- _Directions for this task_
Write out the full listing again, exactly as it stands.

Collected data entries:
______________________________

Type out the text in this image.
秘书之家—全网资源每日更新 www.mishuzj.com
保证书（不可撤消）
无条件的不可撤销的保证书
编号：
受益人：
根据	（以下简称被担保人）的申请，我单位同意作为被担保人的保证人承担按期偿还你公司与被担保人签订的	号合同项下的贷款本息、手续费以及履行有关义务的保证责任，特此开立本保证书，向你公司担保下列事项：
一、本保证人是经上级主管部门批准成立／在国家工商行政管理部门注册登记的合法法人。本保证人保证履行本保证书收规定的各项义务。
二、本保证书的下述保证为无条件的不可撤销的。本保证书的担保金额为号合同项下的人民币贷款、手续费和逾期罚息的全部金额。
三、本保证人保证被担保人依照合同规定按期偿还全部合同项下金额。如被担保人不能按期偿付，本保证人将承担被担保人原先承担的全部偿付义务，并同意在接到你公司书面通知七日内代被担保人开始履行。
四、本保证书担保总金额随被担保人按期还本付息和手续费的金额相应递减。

______________________________

- _Result below_
Type out the text in this image.
秘书之家—全网资源每日更新 www.mishuzj.com
保证书（不可撤消）
无条件的不可撤销的保证书
编号：
受益人：
根据	（以下简称被担保人）的申请，我单位同意作为被担保人的保证人承担按期偿还你公司与被担保人签订的	号合同项下的贷款本息、手续费以及履行有关义务的保证责任，特此开立本保证书，向你公司担保下列事项：
一、本保证人是经上级主管部门批准成立／在国家工商行政管理部门注册登记的合法法人。本保证人保证履行本保证书收规定的各项义务。
二、本保证书的下述保证为无条件的不可撤销的。本保证书的担保金额为号合同项下的人民币贷款、手续费和逾期罚息的全部金额。
三、本保证人保证被担保人依照合同规定按期偿还全部合同项下金额。如被担保人不能按期偿付，本保证人将承担被担保人原先承担的全部偿付义务，并同意在接到你公司书面通知七日内代被担保人开始履行。
四、本保证书担保总金额随被担保人按期还本付息和手续费的金额相应递减。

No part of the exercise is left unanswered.